**Stated task**:
Quote the material below word for word, starting at its first line and ending with the line that contains "The jet pipe 30 is at (62, 428).", including both.

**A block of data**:
────────────────

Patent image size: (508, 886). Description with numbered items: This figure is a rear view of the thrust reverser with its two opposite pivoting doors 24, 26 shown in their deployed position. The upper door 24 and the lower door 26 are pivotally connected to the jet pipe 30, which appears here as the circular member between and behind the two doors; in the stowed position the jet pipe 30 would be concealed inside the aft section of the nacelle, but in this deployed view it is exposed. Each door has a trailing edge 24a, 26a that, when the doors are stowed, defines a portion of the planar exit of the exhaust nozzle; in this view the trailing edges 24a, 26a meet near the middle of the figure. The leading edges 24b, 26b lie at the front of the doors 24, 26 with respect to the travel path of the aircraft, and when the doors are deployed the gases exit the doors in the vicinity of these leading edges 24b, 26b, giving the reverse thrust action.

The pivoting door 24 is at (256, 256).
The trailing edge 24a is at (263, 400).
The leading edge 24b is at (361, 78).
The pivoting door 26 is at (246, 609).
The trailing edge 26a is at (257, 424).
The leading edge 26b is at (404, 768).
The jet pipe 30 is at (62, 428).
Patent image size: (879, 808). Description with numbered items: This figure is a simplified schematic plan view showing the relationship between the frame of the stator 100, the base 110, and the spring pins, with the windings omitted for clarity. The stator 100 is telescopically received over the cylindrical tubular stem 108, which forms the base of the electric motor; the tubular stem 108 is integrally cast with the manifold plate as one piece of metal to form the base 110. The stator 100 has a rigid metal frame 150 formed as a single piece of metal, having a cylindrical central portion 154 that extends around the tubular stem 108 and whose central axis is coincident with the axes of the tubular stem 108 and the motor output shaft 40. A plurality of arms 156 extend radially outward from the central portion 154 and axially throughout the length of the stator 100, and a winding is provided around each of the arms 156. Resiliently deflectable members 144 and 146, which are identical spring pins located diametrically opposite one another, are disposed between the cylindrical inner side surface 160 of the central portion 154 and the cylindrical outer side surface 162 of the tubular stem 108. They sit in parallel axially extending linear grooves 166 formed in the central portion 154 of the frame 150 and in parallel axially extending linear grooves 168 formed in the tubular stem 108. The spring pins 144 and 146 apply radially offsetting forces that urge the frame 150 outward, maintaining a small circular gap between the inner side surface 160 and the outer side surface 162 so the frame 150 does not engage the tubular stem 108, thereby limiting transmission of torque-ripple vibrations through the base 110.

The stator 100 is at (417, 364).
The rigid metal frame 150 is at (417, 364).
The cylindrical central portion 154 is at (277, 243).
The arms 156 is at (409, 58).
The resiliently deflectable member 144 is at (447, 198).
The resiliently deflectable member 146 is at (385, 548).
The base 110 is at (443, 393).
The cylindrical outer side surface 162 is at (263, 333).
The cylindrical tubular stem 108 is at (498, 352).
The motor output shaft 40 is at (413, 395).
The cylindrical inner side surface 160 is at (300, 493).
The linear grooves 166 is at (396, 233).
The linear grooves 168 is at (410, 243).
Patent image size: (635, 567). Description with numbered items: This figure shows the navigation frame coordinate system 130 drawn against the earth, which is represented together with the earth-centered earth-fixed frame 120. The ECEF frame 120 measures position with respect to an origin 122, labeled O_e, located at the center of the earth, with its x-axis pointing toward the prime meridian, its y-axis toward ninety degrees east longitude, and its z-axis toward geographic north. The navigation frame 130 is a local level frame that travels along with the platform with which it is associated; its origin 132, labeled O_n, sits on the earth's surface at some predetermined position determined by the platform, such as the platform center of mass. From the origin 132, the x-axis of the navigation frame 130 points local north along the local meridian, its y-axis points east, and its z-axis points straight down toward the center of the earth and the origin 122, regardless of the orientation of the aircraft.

────────────────

**Answer to this problem**:
Patent image size: (508, 886). Description with numbered items: This figure is a rear view of the thrust reverser with its two opposite pivoting doors 24, 26 shown in their deployed position. The upper door 24 and the lower door 26 are pivotally connected to the jet pipe 30, which appears here as the circular member between and behind the two doors; in the stowed position the jet pipe 30 would be concealed inside the aft section of the nacelle, but in this deployed view it is exposed. Each door has a trailing edge 24a, 26a that, when the doors are stowed, defines a portion of the planar exit of the exhaust nozzle; in this view the trailing edges 24a, 26a meet near the middle of the figure. The leading edges 24b, 26b lie at the front of the doors 24, 26 with respect to the travel path of the aircraft, and when the doors are deployed the gases exit the doors in the vicinity of these leading edges 24b, 26b, giving the reverse thrust action.

The pivoting door 24 is at (256, 256).
The trailing edge 24a is at (263, 400).
The leading edge 24b is at (361, 78).
The pivoting door 26 is at (246, 609).
The trailing edge 26a is at (257, 424).
The leading edge 26b is at (404, 768).
The jet pipe 30 is at (62, 428).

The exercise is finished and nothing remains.